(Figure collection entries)

^^^^

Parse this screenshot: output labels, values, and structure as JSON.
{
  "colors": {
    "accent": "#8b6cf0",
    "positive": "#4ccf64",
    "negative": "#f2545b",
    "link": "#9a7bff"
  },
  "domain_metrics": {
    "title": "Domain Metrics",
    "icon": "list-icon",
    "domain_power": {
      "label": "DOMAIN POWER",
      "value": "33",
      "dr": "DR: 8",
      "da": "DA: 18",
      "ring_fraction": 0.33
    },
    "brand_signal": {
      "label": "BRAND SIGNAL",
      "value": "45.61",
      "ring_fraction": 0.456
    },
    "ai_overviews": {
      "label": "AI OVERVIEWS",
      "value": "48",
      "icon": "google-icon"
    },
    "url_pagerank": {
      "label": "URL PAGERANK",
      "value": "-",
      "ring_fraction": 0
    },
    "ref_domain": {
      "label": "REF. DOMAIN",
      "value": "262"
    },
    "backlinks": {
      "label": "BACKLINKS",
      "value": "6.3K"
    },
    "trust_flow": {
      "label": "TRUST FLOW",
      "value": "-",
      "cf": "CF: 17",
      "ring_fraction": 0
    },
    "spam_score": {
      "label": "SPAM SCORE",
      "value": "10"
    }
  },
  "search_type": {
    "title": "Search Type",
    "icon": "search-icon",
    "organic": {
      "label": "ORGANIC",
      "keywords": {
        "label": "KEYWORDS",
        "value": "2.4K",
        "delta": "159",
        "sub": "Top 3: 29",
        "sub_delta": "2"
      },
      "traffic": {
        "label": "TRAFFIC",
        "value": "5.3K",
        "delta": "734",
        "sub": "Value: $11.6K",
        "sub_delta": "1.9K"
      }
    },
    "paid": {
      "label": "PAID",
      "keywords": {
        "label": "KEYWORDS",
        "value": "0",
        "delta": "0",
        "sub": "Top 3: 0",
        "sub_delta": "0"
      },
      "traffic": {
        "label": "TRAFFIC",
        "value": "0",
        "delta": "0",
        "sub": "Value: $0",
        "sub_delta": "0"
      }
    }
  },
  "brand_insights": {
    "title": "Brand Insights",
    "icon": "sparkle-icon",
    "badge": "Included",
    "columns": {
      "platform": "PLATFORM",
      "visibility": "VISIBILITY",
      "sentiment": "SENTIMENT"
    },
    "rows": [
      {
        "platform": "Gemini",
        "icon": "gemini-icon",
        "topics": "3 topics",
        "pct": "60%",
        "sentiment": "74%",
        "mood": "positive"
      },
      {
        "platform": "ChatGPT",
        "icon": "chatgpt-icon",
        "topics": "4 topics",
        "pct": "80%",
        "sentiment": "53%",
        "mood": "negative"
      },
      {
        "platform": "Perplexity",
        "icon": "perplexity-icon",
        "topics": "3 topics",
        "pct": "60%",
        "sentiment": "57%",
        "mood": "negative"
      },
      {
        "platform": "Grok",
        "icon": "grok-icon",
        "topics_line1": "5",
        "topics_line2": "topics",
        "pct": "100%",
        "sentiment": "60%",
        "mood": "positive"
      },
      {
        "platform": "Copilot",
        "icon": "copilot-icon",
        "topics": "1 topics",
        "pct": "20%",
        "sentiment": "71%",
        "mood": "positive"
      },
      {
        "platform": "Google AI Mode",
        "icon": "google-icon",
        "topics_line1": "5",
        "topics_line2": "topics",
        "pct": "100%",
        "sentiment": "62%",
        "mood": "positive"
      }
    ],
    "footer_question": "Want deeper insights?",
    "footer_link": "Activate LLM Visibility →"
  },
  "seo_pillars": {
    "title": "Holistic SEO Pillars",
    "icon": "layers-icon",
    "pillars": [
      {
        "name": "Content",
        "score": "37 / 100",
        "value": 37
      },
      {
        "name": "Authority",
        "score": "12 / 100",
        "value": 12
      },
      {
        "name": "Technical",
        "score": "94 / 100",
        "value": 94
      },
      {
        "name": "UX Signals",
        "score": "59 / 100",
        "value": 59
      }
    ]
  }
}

^^^^

* Set exercise: Output all preceding records character for character.

* Final answer:
Parse this screenshot: output labels, values, and structure as JSON.
{
  "colors": {
    "accent": "#8b6cf0",
    "positive": "#4ccf64",
    "negative": "#f2545b",
    "link": "#9a7bff"
  },
  "domain_metrics": {
    "title": "Domain Metrics",
    "icon": "list-icon",
    "domain_power": {
      "label": "DOMAIN POWER",
      "value": "33",
      "dr": "DR: 8",
      "da": "DA: 18",
      "ring_fraction": 0.33
    },
    "brand_signal": {
      "label": "BRAND SIGNAL",
      "value": "45.61",
      "ring_fraction": 0.456
    },
    "ai_overviews": {
      "label": "AI OVERVIEWS",
      "value": "48",
      "icon": "google-icon"
    },
    "url_pagerank": {
      "label": "URL PAGERANK",
      "value": "-",
      "ring_fraction": 0
    },
    "ref_domain": {
      "label": "REF. DOMAIN",
      "value": "262"
    },
    "backlinks": {
      "label": "BACKLINKS",
      "value": "6.3K"
    },
    "trust_flow": {
      "label": "TRUST FLOW",
      "value": "-",
      "cf": "CF: 17",
      "ring_fraction": 0
    },
    "spam_score": {
      "label": "SPAM SCORE",
      "value": "10"
    }
  },
  "search_type": {
    "title": "Search Type",
    "icon": "search-icon",
    "organic": {
      "label": "ORGANIC",
      "keywords": {
        "label": "KEYWORDS",
        "value": "2.4K",
        "delta": "159",
        "sub": "Top 3: 29",
        "sub_delta": "2"
      },
      "traffic": {
        "label": "TRAFFIC",
        "value": "5.3K",
        "delta": "734",
        "sub": "Value: $11.6K",
        "sub_delta": "1.9K"
      }
    },
    "paid": {
      "label": "PAID",
      "keywords": {
        "label": "KEYWORDS",
        "value": "0",
        "delta": "0",
        "sub": "Top 3: 0",
        "sub_delta": "0"
      },
      "traffic": {
        "label": "TRAFFIC",
        "value": "0",
        "delta": "0",
        "sub": "Value: $0",
        "sub_delta": "0"
      }
    }
  },
  "brand_insights": {
    "title": "Brand Insights",
    "icon": "sparkle-icon",
    "badge": "Included",
    "columns": {
      "platform": "PLATFORM",
      "visibility": "VISIBILITY",
      "sentiment": "SENTIMENT"
    },
    "rows": [
      {
        "platform": "Gemini",
        "icon": "gemini-icon",
        "topics": "3 topics",
        "pct": "60%",
        "sentiment": "74%",
        "mood": "positive"
      },
      {
        "platform": "ChatGPT",
        "icon": "chatgpt-icon",
        "topics": "4 topics",
        "pct": "80%",
        "sentiment": "53%",
        "mood": "negative"
      },
      {
        "platform": "Perplexity",
        "icon": "perplexity-icon",
        "topics": "3 topics",
        "pct": "60%",
        "sentiment": "57%",
        "mood": "negative"
      },
      {
        "platform": "Grok",
        "icon": "grok-icon",
        "topics_line1": "5",
        "topics_line2": "topics",
        "pct": "100%",
        "sentiment": "60%",
        "mood": "positive"
      },
      {
        "platform": "Copilot",
        "icon": "copilot-icon",
        "topics": "1 topics",
        "pct": "20%",
        "sentiment": "71%",
        "mood": "positive"
      },
      {
        "platform": "Google AI Mode",
        "icon": "google-icon",
        "topics_line1": "5",
        "topics_line2": "topics",
        "pct": "100%",
        "sentiment": "62%",
        "mood": "positive"
      }
    ],
    "footer_question": "Want deeper insights?",
    "footer_link": "Activate LLM Visibility →"
  },
  "seo_pillars": {
    "title": "Holistic SEO Pillars",
    "icon": "layers-icon",
    "pillars": [
      {
        "name": "Content",
        "score": "37 / 100",
        "value": 37
      },
      {
        "name": "Authority",
        "score": "12 / 100",
        "value": 12
      },
      {
        "name": "Technical",
        "score": "94 / 100",
        "value": 94
      },
      {
        "name": "UX Signals",
        "score": "59 / 100",
        "value": 59
      }
    ]
  }
}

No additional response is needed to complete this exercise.